| RECORDS |

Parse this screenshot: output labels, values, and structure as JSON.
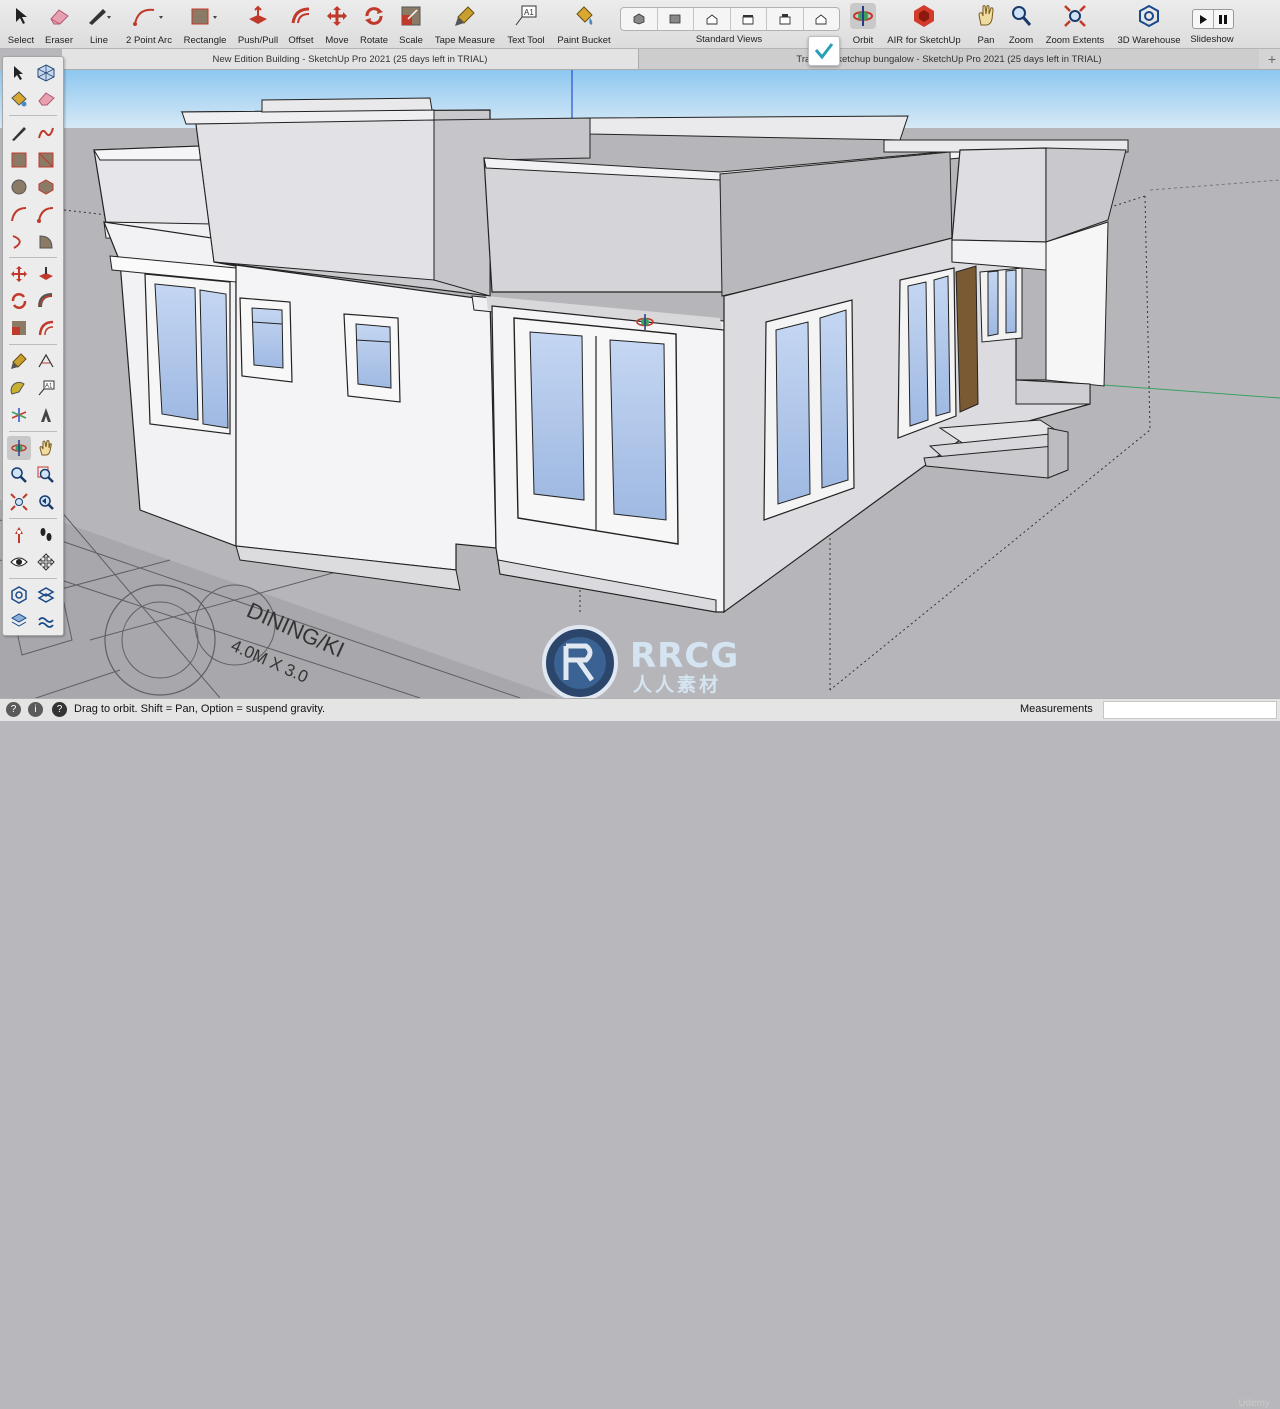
{
  "toolbar": {
    "tools": [
      {
        "key": "select",
        "label": "Select"
      },
      {
        "key": "eraser",
        "label": "Eraser"
      },
      {
        "key": "line",
        "label": "Line"
      },
      {
        "key": "arc",
        "label": "2 Point Arc"
      },
      {
        "key": "rectangle",
        "label": "Rectangle"
      },
      {
        "key": "pushpull",
        "label": "Push/Pull"
      },
      {
        "key": "offset",
        "label": "Offset"
      },
      {
        "key": "move",
        "label": "Move"
      },
      {
        "key": "rotate",
        "label": "Rotate"
      },
      {
        "key": "scale",
        "label": "Scale"
      },
      {
        "key": "tape",
        "label": "Tape Measure"
      },
      {
        "key": "text",
        "label": "Text Tool"
      },
      {
        "key": "paint",
        "label": "Paint Bucket"
      },
      {
        "key": "orbit",
        "label": "Orbit"
      },
      {
        "key": "air",
        "label": "AIR for SketchUp"
      },
      {
        "key": "pan",
        "label": "Pan"
      },
      {
        "key": "zoom",
        "label": "Zoom"
      },
      {
        "key": "zoomext",
        "label": "Zoom Extents"
      },
      {
        "key": "warehouse",
        "label": "3D Warehouse"
      },
      {
        "key": "slideshow",
        "label": "Slideshow"
      }
    ],
    "standard_views_label": "Standard Views",
    "active_tool": "Orbit"
  },
  "tabs": {
    "tab1": "New Edition Building  - SketchUp Pro 2021 (25 days left in TRIAL)",
    "tab2": "Traning Sketchup bungalow - SketchUp Pro 2021 (25 days left in TRIAL)",
    "add": "+"
  },
  "status": {
    "hint": "Drag to orbit. Shift = Pan, Option = suspend gravity.",
    "measurements_label": "Measurements",
    "measurements_value": ""
  },
  "drawing": {
    "plan_text_1": "DINING/KI",
    "plan_text_2": "4.0M X 3.0"
  },
  "watermark": {
    "line1": "RRCG",
    "line2": "人人素材",
    "udemy": "Udemy"
  },
  "colors": {
    "sky_top": "#8ec7f0",
    "sky_bottom": "#d8eaf6",
    "ground": "#b6b6ba",
    "glass": "#9fb9e2",
    "door": "#7a5a32",
    "orbit_accent": "#3aa0b8"
  }
}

| TASK |
Restate each of the entries above word for word and skip every image.

| THE SOLUTION |
Parse this screenshot: output labels, values, and structure as JSON.
{
  "toolbar": {
    "tools": [
      {
        "key": "select",
        "label": "Select"
      },
      {
        "key": "eraser",
        "label": "Eraser"
      },
      {
        "key": "line",
        "label": "Line"
      },
      {
        "key": "arc",
        "label": "2 Point Arc"
      },
      {
        "key": "rectangle",
        "label": "Rectangle"
      },
      {
        "key": "pushpull",
        "label": "Push/Pull"
      },
      {
        "key": "offset",
        "label": "Offset"
      },
      {
        "key": "move",
        "label": "Move"
      },
      {
        "key": "rotate",
        "label": "Rotate"
      },
      {
        "key": "scale",
        "label": "Scale"
      },
      {
        "key": "tape",
        "label": "Tape Measure"
      },
      {
        "key": "text",
        "label": "Text Tool"
      },
      {
        "key": "paint",
        "label": "Paint Bucket"
      },
      {
        "key": "orbit",
        "label": "Orbit"
      },
      {
        "key": "air",
        "label": "AIR for SketchUp"
      },
      {
        "key": "pan",
        "label": "Pan"
      },
      {
        "key": "zoom",
        "label": "Zoom"
      },
      {
        "key": "zoomext",
        "label": "Zoom Extents"
      },
      {
        "key": "warehouse",
        "label": "3D Warehouse"
      },
      {
        "key": "slideshow",
        "label": "Slideshow"
      }
    ],
    "standard_views_label": "Standard Views",
    "active_tool": "Orbit"
  },
  "tabs": {
    "tab1": "New Edition Building  - SketchUp Pro 2021 (25 days left in TRIAL)",
    "tab2": "Traning Sketchup bungalow - SketchUp Pro 2021 (25 days left in TRIAL)",
    "add": "+"
  },
  "status": {
    "hint": "Drag to orbit. Shift = Pan, Option = suspend gravity.",
    "measurements_label": "Measurements",
    "measurements_value": ""
  },
  "drawing": {
    "plan_text_1": "DINING/KI",
    "plan_text_2": "4.0M X 3.0"
  },
  "watermark": {
    "line1": "RRCG",
    "line2": "人人素材",
    "udemy": "Udemy"
  },
  "colors": {
    "sky_top": "#8ec7f0",
    "sky_bottom": "#d8eaf6",
    "ground": "#b6b6ba",
    "glass": "#9fb9e2",
    "door": "#7a5a32",
    "orbit_accent": "#3aa0b8"
  }
}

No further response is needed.